[Raw data start]

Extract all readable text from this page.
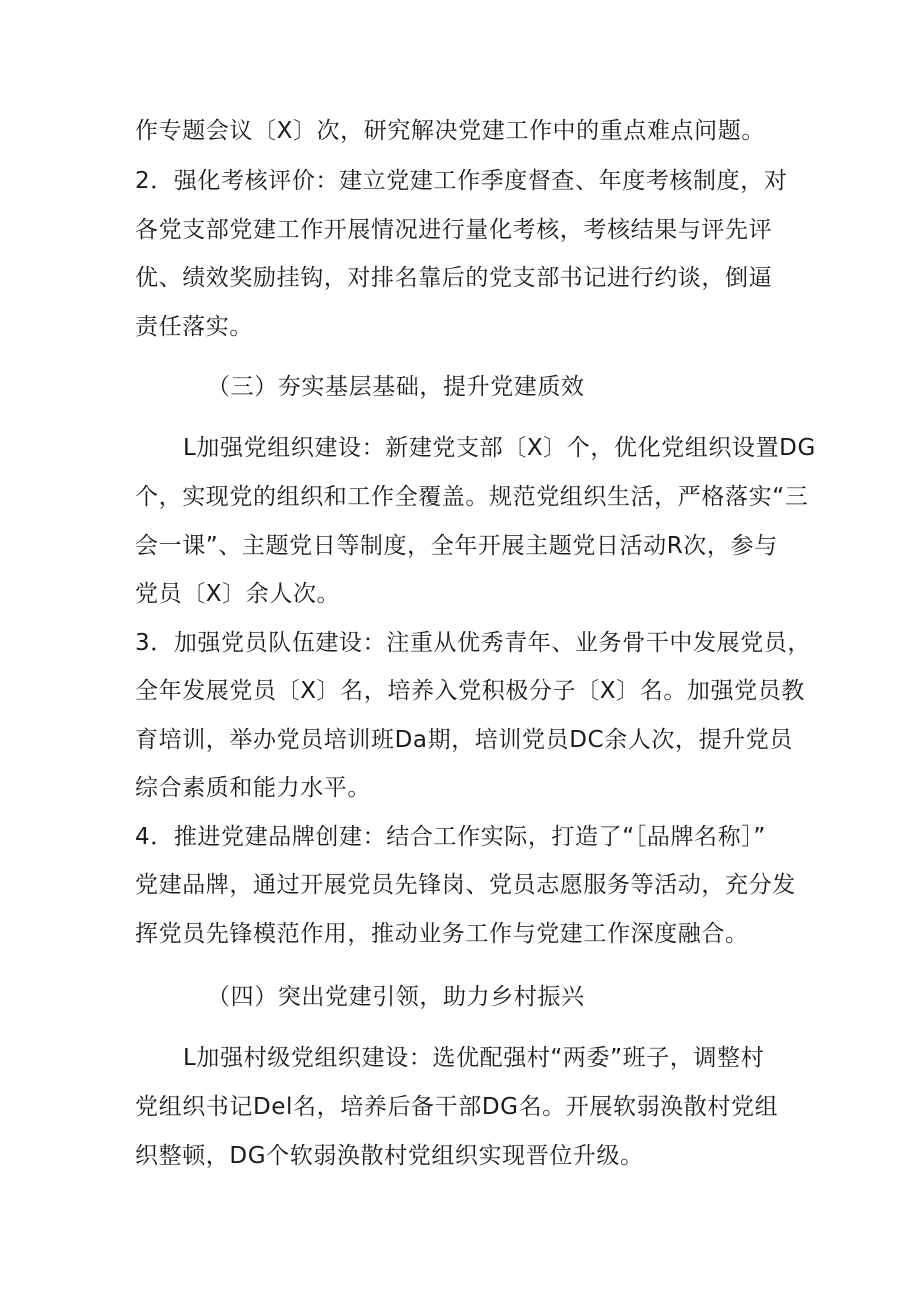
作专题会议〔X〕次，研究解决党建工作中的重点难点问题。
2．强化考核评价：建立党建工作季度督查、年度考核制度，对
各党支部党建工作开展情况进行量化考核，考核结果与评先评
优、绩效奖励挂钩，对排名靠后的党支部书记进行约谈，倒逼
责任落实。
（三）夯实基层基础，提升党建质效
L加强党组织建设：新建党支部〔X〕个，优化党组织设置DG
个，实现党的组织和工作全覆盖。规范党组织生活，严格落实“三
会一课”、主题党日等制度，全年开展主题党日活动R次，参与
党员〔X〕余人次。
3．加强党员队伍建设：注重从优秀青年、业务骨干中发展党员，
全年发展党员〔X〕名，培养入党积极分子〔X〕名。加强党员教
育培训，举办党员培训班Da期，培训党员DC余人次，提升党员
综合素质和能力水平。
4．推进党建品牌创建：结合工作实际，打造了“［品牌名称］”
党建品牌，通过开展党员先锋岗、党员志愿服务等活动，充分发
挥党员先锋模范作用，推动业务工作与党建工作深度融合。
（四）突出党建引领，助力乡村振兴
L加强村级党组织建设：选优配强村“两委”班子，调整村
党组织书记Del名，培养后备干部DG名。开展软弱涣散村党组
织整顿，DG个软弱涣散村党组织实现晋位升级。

[Raw data end]
[Raw data start]

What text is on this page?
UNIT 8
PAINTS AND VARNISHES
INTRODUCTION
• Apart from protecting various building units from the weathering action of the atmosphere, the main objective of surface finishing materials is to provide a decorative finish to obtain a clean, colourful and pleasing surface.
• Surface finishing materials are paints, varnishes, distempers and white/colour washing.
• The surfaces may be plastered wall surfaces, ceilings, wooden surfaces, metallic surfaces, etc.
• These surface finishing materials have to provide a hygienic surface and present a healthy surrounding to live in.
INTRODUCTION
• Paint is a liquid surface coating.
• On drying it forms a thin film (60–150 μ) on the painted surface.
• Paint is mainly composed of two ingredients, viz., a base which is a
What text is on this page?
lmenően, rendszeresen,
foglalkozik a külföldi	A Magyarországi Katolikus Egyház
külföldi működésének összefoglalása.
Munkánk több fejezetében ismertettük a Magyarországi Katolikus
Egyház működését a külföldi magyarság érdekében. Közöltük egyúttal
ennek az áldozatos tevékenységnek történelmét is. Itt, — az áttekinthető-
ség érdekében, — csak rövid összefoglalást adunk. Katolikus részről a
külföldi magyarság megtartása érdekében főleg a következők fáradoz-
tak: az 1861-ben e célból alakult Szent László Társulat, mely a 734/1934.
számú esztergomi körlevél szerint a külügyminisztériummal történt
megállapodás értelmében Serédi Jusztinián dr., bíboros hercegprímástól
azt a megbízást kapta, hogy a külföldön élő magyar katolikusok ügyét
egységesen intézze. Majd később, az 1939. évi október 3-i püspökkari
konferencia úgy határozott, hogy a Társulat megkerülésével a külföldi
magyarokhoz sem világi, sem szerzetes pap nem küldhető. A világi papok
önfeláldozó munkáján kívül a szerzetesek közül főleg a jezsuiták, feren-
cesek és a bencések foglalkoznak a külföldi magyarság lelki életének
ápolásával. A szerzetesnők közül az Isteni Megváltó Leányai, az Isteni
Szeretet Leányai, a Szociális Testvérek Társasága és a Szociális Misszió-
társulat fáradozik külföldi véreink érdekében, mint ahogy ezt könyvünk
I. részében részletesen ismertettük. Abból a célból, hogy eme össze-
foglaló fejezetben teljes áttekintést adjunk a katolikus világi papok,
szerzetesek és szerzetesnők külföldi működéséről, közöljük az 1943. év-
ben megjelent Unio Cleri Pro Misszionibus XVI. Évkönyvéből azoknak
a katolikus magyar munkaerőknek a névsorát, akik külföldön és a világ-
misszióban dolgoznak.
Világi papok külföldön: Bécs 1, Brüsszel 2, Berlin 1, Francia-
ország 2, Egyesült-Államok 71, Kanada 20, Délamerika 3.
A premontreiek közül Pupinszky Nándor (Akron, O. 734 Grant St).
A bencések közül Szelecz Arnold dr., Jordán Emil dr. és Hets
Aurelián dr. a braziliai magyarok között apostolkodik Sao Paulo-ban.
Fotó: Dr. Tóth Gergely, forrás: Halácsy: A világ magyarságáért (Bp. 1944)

[Raw data end]

*What to do:* Look through the entries above for the word "külföldi". Copy every line where it shows up.

*Expected answer:*
foglalkozik a külföldi	A Magyarországi Katolikus Egyház
külföldi működésének összefoglalása.
Egyház működését a külföldi magyarság érdekében. Közöltük egyúttal
külföldi magyarság megtartása érdekében főleg a következők fáradoz-
konferencia úgy határozott, hogy a Társulat megkerülésével a külföldi
cesek és a bencések foglalkoznak a külföldi magyarság lelki életének
társulat fáradozik külföldi véreink érdekében, mint ahogy ezt könyvünk
szerzetesek és szerzetesnők külföldi működéséről, közöljük az 1943. év-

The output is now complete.